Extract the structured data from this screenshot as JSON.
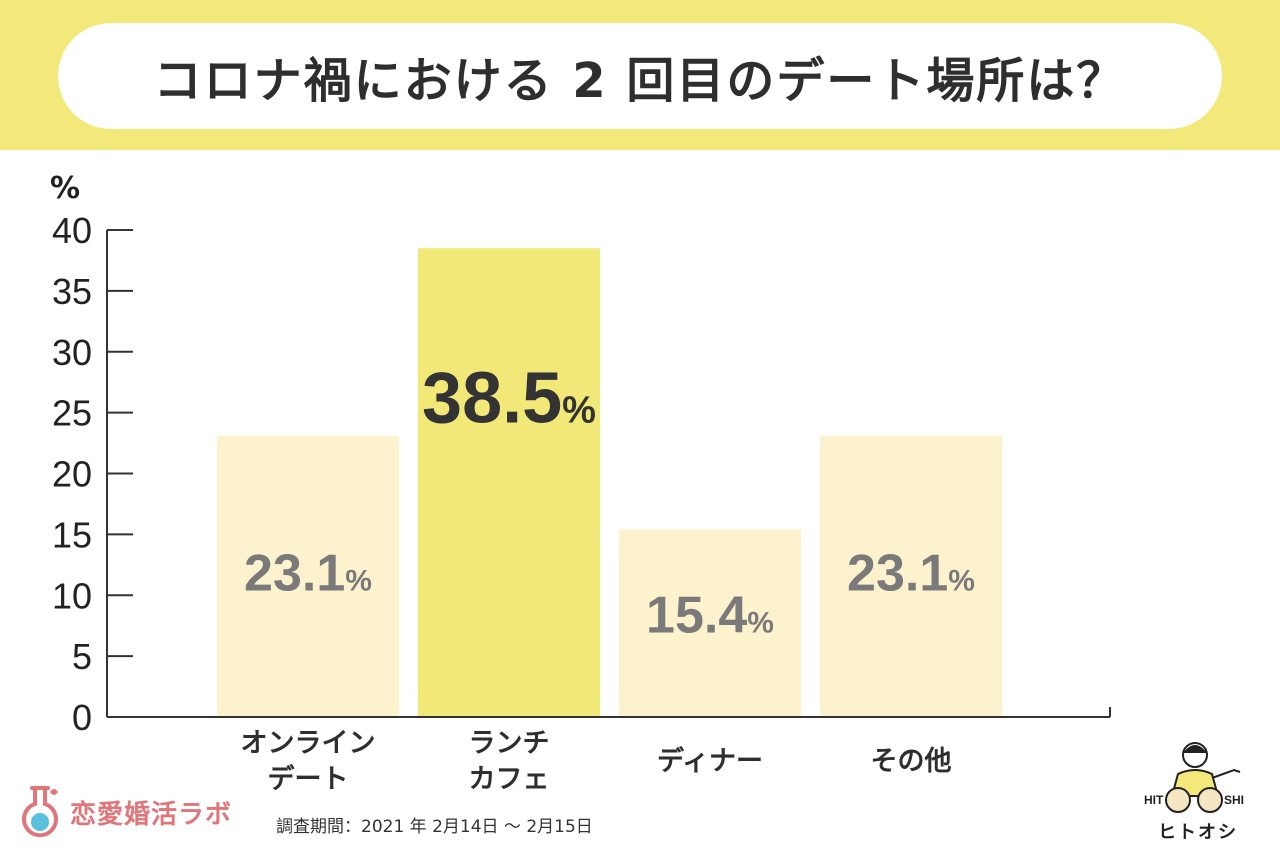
{
  "title": "コロナ禍における 2 回目のデート場所は？",
  "chart_data": {
    "type": "bar",
    "unit_label": "%",
    "ylim": [
      0,
      40
    ],
    "yticks": [
      0,
      5,
      10,
      15,
      20,
      25,
      30,
      35,
      40
    ],
    "categories": [
      [
        "オンライン",
        "デート"
      ],
      [
        "ランチ",
        "カフェ"
      ],
      [
        "ディナー"
      ],
      [
        "その他"
      ]
    ],
    "values": [
      23.1,
      38.5,
      15.4,
      23.1
    ],
    "value_suffix": "%",
    "highlight_index": 1,
    "colors": {
      "bar": "#fcf2cd",
      "bar_highlight": "#f1e877",
      "label": "#7a7a7a",
      "label_highlight": "#333333",
      "axis": "#333333"
    }
  },
  "footer": {
    "brand": "恋愛婚活ラボ",
    "survey_period": "調査期間：2021 年 2月14日 〜 2月15日",
    "mascot_label": "ヒトオシ",
    "mascot_hit": "HIT",
    "mascot_shi": "SHI"
  }
}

================================

#### TASK BRIEF:
Drop the pictures and reproduce the rest of the entries above exactly.

#### RESULT:
Extract the structured data from this screenshot as JSON.
{
  "title": "コロナ禍における 2 回目のデート場所は？",
  "chart_data": {
    "type": "bar",
    "unit_label": "%",
    "ylim": [
      0,
      40
    ],
    "yticks": [
      0,
      5,
      10,
      15,
      20,
      25,
      30,
      35,
      40
    ],
    "categories": [
      [
        "オンライン",
        "デート"
      ],
      [
        "ランチ",
        "カフェ"
      ],
      [
        "ディナー"
      ],
      [
        "その他"
      ]
    ],
    "values": [
      23.1,
      38.5,
      15.4,
      23.1
    ],
    "value_suffix": "%",
    "highlight_index": 1,
    "colors": {
      "bar": "#fcf2cd",
      "bar_highlight": "#f1e877",
      "label": "#7a7a7a",
      "label_highlight": "#333333",
      "axis": "#333333"
    }
  },
  "footer": {
    "brand": "恋愛婚活ラボ",
    "survey_period": "調査期間：2021 年 2月14日 〜 2月15日",
    "mascot_label": "ヒトオシ",
    "mascot_hit": "HIT",
    "mascot_shi": "SHI"
  }
}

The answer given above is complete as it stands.